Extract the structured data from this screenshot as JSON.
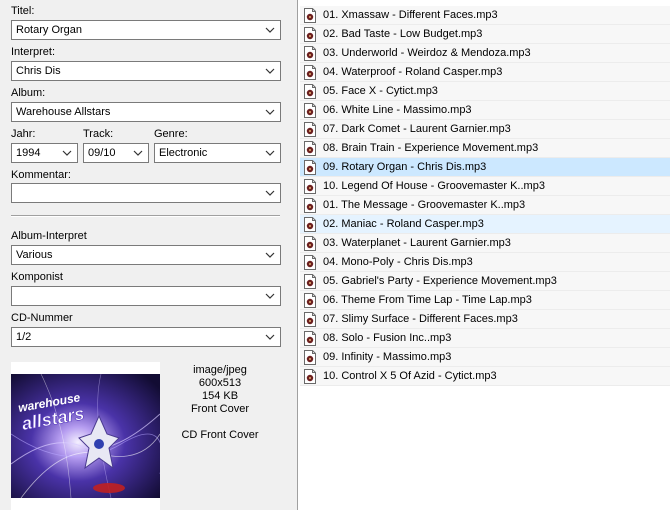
{
  "fields": {
    "title_label": "Titel:",
    "title_value": "Rotary Organ",
    "artist_label": "Interpret:",
    "artist_value": "Chris Dis",
    "album_label": "Album:",
    "album_value": "Warehouse Allstars",
    "year_label": "Jahr:",
    "year_value": "1994",
    "track_label": "Track:",
    "track_value": "09/10",
    "genre_label": "Genre:",
    "genre_value": "Electronic",
    "comment_label": "Kommentar:",
    "comment_value": "",
    "album_artist_label": "Album-Interpret",
    "album_artist_value": "Various",
    "composer_label": "Komponist",
    "composer_value": "",
    "cd_number_label": "CD-Nummer",
    "cd_number_value": "1/2"
  },
  "cover": {
    "mime": "image/jpeg",
    "dimensions": "600x513",
    "size": "154 KB",
    "type": "Front Cover",
    "description": "CD Front Cover",
    "art_text_top": "warehouse",
    "art_text_main": "allstars"
  },
  "colors": {
    "selected_row": "#cce8ff",
    "hover_row": "#e5f3ff",
    "cover_bg": "#1a1440"
  },
  "files": [
    {
      "name": "01. Xmassaw - Different Faces.mp3"
    },
    {
      "name": "02. Bad Taste - Low Budget.mp3"
    },
    {
      "name": "03. Underworld - Weirdoz & Mendoza.mp3"
    },
    {
      "name": "04. Waterproof - Roland Casper.mp3"
    },
    {
      "name": "05. Face X - Cytict.mp3"
    },
    {
      "name": "06. White Line - Massimo.mp3"
    },
    {
      "name": "07. Dark Comet - Laurent Garnier.mp3"
    },
    {
      "name": "08. Brain Train - Experience Movement.mp3"
    },
    {
      "name": "09. Rotary Organ - Chris Dis.mp3",
      "state": "selected"
    },
    {
      "name": "10. Legend Of House - Groovemaster K..mp3"
    },
    {
      "name": "01. The Message - Groovemaster K..mp3"
    },
    {
      "name": "02. Maniac - Roland Casper.mp3",
      "state": "hover"
    },
    {
      "name": "03. Waterplanet - Laurent Garnier.mp3"
    },
    {
      "name": "04. Mono-Poly - Chris Dis.mp3"
    },
    {
      "name": "05. Gabriel's Party - Experience Movement.mp3"
    },
    {
      "name": "06. Theme From Time Lap - Time Lap.mp3"
    },
    {
      "name": "07. Slimy Surface - Different Faces.mp3"
    },
    {
      "name": "08. Solo - Fusion Inc..mp3"
    },
    {
      "name": "09. Infinity - Massimo.mp3"
    },
    {
      "name": "10. Control X 5 Of Azid - Cytict.mp3"
    }
  ]
}
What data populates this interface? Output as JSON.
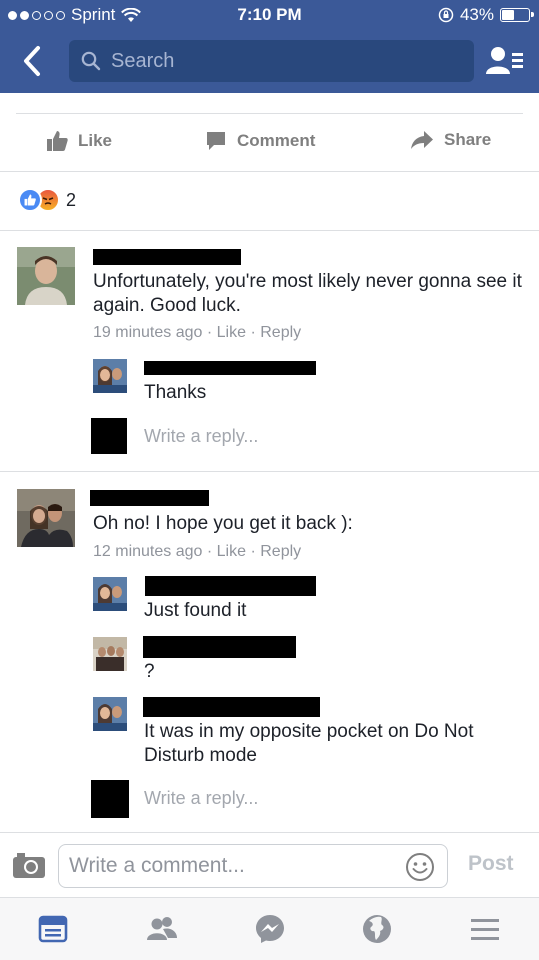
{
  "status_bar": {
    "carrier": "Sprint",
    "time": "7:10 PM",
    "battery": "43%",
    "battery_level": 0.43
  },
  "nav": {
    "search_placeholder": "Search",
    "icons": [
      "chevron-left-icon",
      "search-icon",
      "friend-requests-icon"
    ]
  },
  "post_actions": {
    "like_label": "Like",
    "comment_label": "Comment",
    "share_label": "Share"
  },
  "reactions": {
    "types": [
      "like",
      "angry"
    ],
    "count": "2"
  },
  "comments": [
    {
      "text": "Unfortunately, you're most likely never gonna see it again. Good luck.",
      "time": "19 minutes ago",
      "like": "Like",
      "reply": "Reply",
      "replies": [
        {
          "text": "Thanks"
        }
      ],
      "reply_placeholder": "Write a reply..."
    },
    {
      "text": "Oh no! I hope you get it back ):",
      "time": "12 minutes ago",
      "like": "Like",
      "reply": "Reply",
      "replies": [
        {
          "text": "Just found it"
        },
        {
          "text": "?"
        },
        {
          "text": "It was in my opposite pocket on Do Not Disturb mode"
        }
      ],
      "reply_placeholder": "Write a reply..."
    }
  ],
  "composer": {
    "placeholder": "Write a comment...",
    "post_label": "Post"
  },
  "tabbar": {
    "tabs": [
      "news-feed-icon",
      "friends-icon",
      "messenger-icon",
      "notifications-globe-icon",
      "menu-icon"
    ],
    "active": "news-feed-icon"
  },
  "colors": {
    "brand_blue": "#3b5998",
    "search_bg": "#29487d",
    "meta_gray": "#90949c",
    "active_tab": "#4267b2"
  }
}
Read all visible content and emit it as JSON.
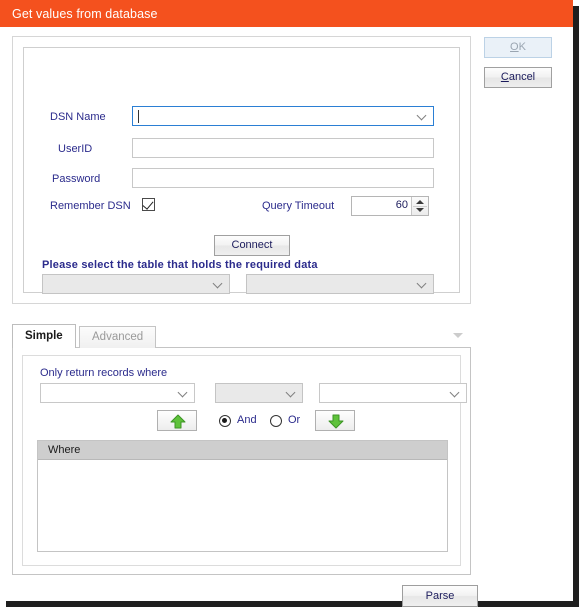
{
  "window": {
    "title": "Get values from database"
  },
  "actions": {
    "ok_label": "OK",
    "ok_accel": "O",
    "ok_rest": "K",
    "ok_enabled": false,
    "cancel_accel": "C",
    "cancel_rest": "ancel",
    "cancel_label": "Cancel"
  },
  "connection": {
    "dsn_label": "DSN Name",
    "dsn_value": "",
    "dsn_focused": true,
    "userid_label": "UserID",
    "userid_value": "",
    "password_label": "Password",
    "password_value": "",
    "remember_label": "Remember DSN",
    "remember_checked": true,
    "timeout_label": "Query Timeout",
    "timeout_value": "60",
    "connect_label": "Connect",
    "table_prompt": "Please select the table that holds the required data",
    "table_value": "",
    "column_value": ""
  },
  "tabs": {
    "items": [
      {
        "label": "Simple",
        "active": true
      },
      {
        "label": "Advanced",
        "active": false
      }
    ],
    "overflow_icon": "chevron-down-icon"
  },
  "filter": {
    "heading": "Only return records where",
    "field_value": "",
    "operator_value": "",
    "value_value": "",
    "move_up_icon": "arrow-up-icon",
    "move_down_icon": "arrow-down-icon",
    "radios": [
      {
        "label": "And",
        "selected": true
      },
      {
        "label": "Or",
        "selected": false
      }
    ],
    "list_header": "Where",
    "list_rows": []
  },
  "footer": {
    "parse_label": "Parse"
  },
  "colors": {
    "title_bar": "#f4511e",
    "label_text": "#2b2b8c",
    "accent_green": "#5ec23a",
    "header_gray": "#cecece",
    "focus_blue": "#2b7fd4"
  }
}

EXERCISE TASK -> Extract all the data above exactly, excluding every picture.

COMPLETED TASK ->
Extract the structured data from this screenshot as JSON.
{
  "fields": {
    "title_label": "Titel:",
    "title_value": "Rotary Organ",
    "artist_label": "Interpret:",
    "artist_value": "Chris Dis",
    "album_label": "Album:",
    "album_value": "Warehouse Allstars",
    "year_label": "Jahr:",
    "year_value": "1994",
    "track_label": "Track:",
    "track_value": "09/10",
    "genre_label": "Genre:",
    "genre_value": "Electronic",
    "comment_label": "Kommentar:",
    "comment_value": "",
    "album_artist_label": "Album-Interpret",
    "album_artist_value": "Various",
    "composer_label": "Komponist",
    "composer_value": "",
    "cd_number_label": "CD-Nummer",
    "cd_number_value": "1/2"
  },
  "cover": {
    "mime": "image/jpeg",
    "dimensions": "600x513",
    "size": "154 KB",
    "type": "Front Cover",
    "description": "CD Front Cover",
    "art_text_top": "warehouse",
    "art_text_main": "allstars"
  },
  "colors": {
    "selected_row": "#cce8ff",
    "hover_row": "#e5f3ff",
    "cover_bg": "#1a1440"
  },
  "files": [
    {
      "name": "01. Xmassaw - Different Faces.mp3"
    },
    {
      "name": "02. Bad Taste - Low Budget.mp3"
    },
    {
      "name": "03. Underworld - Weirdoz & Mendoza.mp3"
    },
    {
      "name": "04. Waterproof - Roland Casper.mp3"
    },
    {
      "name": "05. Face X - Cytict.mp3"
    },
    {
      "name": "06. White Line - Massimo.mp3"
    },
    {
      "name": "07. Dark Comet - Laurent Garnier.mp3"
    },
    {
      "name": "08. Brain Train - Experience Movement.mp3"
    },
    {
      "name": "09. Rotary Organ - Chris Dis.mp3",
      "state": "selected"
    },
    {
      "name": "10. Legend Of House - Groovemaster K..mp3"
    },
    {
      "name": "01. The Message - Groovemaster K..mp3"
    },
    {
      "name": "02. Maniac - Roland Casper.mp3",
      "state": "hover"
    },
    {
      "name": "03. Waterplanet - Laurent Garnier.mp3"
    },
    {
      "name": "04. Mono-Poly - Chris Dis.mp3"
    },
    {
      "name": "05. Gabriel's Party - Experience Movement.mp3"
    },
    {
      "name": "06. Theme From Time Lap - Time Lap.mp3"
    },
    {
      "name": "07. Slimy Surface - Different Faces.mp3"
    },
    {
      "name": "08. Solo - Fusion Inc..mp3"
    },
    {
      "name": "09. Infinity - Massimo.mp3"
    },
    {
      "name": "10. Control X 5 Of Azid - Cytict.mp3"
    }
  ]
}
What data populates this interface? Output as JSON.
{
  "status_bar": {
    "carrier": "Sprint",
    "time": "7:10 PM",
    "battery": "43%",
    "battery_level": 0.43
  },
  "nav": {
    "search_placeholder": "Search",
    "icons": [
      "chevron-left-icon",
      "search-icon",
      "friend-requests-icon"
    ]
  },
  "post_actions": {
    "like_label": "Like",
    "comment_label": "Comment",
    "share_label": "Share"
  },
  "reactions": {
    "types": [
      "like",
      "angry"
    ],
    "count": "2"
  },
  "comments": [
    {
      "text": "Unfortunately, you're most likely never gonna see it again. Good luck.",
      "time": "19 minutes ago",
      "like": "Like",
      "reply": "Reply",
      "replies": [
        {
          "text": "Thanks"
        }
      ],
      "reply_placeholder": "Write a reply..."
    },
    {
      "text": "Oh no! I hope you get it back ):",
      "time": "12 minutes ago",
      "like": "Like",
      "reply": "Reply",
      "replies": [
        {
          "text": "Just found it"
        },
        {
          "text": "?"
        },
        {
          "text": "It was in my opposite pocket on Do Not Disturb mode"
        }
      ],
      "reply_placeholder": "Write a reply..."
    }
  ],
  "composer": {
    "placeholder": "Write a comment...",
    "post_label": "Post"
  },
  "tabbar": {
    "tabs": [
      "news-feed-icon",
      "friends-icon",
      "messenger-icon",
      "notifications-globe-icon",
      "menu-icon"
    ],
    "active": "news-feed-icon"
  },
  "colors": {
    "brand_blue": "#3b5998",
    "search_bg": "#29487d",
    "meta_gray": "#90949c",
    "active_tab": "#4267b2"
  }
}
Read all visible content and emit it as JSON.
{
  "window": {
    "title": "Get values from database"
  },
  "actions": {
    "ok_label": "OK",
    "ok_accel": "O",
    "ok_rest": "K",
    "ok_enabled": false,
    "cancel_accel": "C",
    "cancel_rest": "ancel",
    "cancel_label": "Cancel"
  },
  "connection": {
    "dsn_label": "DSN Name",
    "dsn_value": "",
    "dsn_focused": true,
    "userid_label": "UserID",
    "userid_value": "",
    "password_label": "Password",
    "password_value": "",
    "remember_label": "Remember DSN",
    "remember_checked": true,
    "timeout_label": "Query Timeout",
    "timeout_value": "60",
    "connect_label": "Connect",
    "table_prompt": "Please select the table that holds the required data",
    "table_value": "",
    "column_value": ""
  },
  "tabs": {
    "items": [
      {
        "label": "Simple",
        "active": true
      },
      {
        "label": "Advanced",
        "active": false
      }
    ],
    "overflow_icon": "chevron-down-icon"
  },
  "filter": {
    "heading": "Only return records where",
    "field_value": "",
    "operator_value": "",
    "value_value": "",
    "move_up_icon": "arrow-up-icon",
    "move_down_icon": "arrow-down-icon",
    "radios": [
      {
        "label": "And",
        "selected": true
      },
      {
        "label": "Or",
        "selected": false
      }
    ],
    "list_header": "Where",
    "list_rows": []
  },
  "footer": {
    "parse_label": "Parse"
  },
  "colors": {
    "title_bar": "#f4511e",
    "label_text": "#2b2b8c",
    "accent_green": "#5ec23a",
    "header_gray": "#cecece",
    "focus_blue": "#2b7fd4"
  }
}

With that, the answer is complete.